[Dataset items]
[Begin]
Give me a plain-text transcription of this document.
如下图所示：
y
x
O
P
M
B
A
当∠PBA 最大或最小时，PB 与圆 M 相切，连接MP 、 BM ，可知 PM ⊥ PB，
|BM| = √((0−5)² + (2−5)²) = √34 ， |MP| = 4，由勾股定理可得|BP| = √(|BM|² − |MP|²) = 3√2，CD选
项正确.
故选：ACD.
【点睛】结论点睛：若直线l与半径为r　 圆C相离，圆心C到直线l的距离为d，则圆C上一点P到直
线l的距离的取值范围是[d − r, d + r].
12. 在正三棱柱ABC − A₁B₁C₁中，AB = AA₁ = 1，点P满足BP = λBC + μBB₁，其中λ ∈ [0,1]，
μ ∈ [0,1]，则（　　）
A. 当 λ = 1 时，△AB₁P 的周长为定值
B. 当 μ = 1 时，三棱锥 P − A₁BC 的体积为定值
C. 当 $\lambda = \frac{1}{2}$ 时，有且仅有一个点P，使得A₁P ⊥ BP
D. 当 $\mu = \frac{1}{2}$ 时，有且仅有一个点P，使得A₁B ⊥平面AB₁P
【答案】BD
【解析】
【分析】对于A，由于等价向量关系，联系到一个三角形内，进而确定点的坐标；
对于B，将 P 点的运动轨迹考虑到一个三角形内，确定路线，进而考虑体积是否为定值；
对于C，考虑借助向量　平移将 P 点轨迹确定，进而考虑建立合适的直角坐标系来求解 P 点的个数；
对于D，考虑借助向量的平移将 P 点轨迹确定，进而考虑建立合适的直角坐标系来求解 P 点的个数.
[End]
▸ Given task
Type the whole listing again, unaltered.

▸ Output of the exercise
Give me a plain-text transcription of this document.
如下图所示：
y
x
O
P
M
B
A
当∠PBA 最大或最小时，PB 与圆 M 相切，连接MP 、 BM ，可知 PM ⊥ PB，
|BM| = √((0−5)² + (2−5)²) = √34 ， |MP| = 4，由勾股定理可得|BP| = √(|BM|² − |MP|²) = 3√2，CD选
项正确.
故选：ACD.
【点睛】结论点睛：若直线l与半径为r　 圆C相离，圆心C到直线l的距离为d，则圆C上一点P到直
线l的距离的取值范围是[d − r, d + r].
12. 在正三棱柱ABC − A₁B₁C₁中，AB = AA₁ = 1，点P满足BP = λBC + μBB₁，其中λ ∈ [0,1]，
μ ∈ [0,1]，则（　　）
A. 当 λ = 1 时，△AB₁P 的周长为定值
B. 当 μ = 1 时，三棱锥 P − A₁BC 的体积为定值
C. 当 $\lambda = \frac{1}{2}$ 时，有且仅有一个点P，使得A₁P ⊥ BP
D. 当 $\mu = \frac{1}{2}$ 时，有且仅有一个点P，使得A₁B ⊥平面AB₁P
【答案】BD
【解析】
【分析】对于A，由于等价向量关系，联系到一个三角形内，进而确定点的坐标；
对于B，将 P 点的运动轨迹考虑到一个三角形内，确定路线，进而考虑体积是否为定值；
对于C，考虑借助向量　平移将 P 点轨迹确定，进而考虑建立合适的直角坐标系来求解 P 点的个数；
对于D，考虑借助向量的平移将 P 点轨迹确定，进而考虑建立合适的直角坐标系来求解 P 点的个数.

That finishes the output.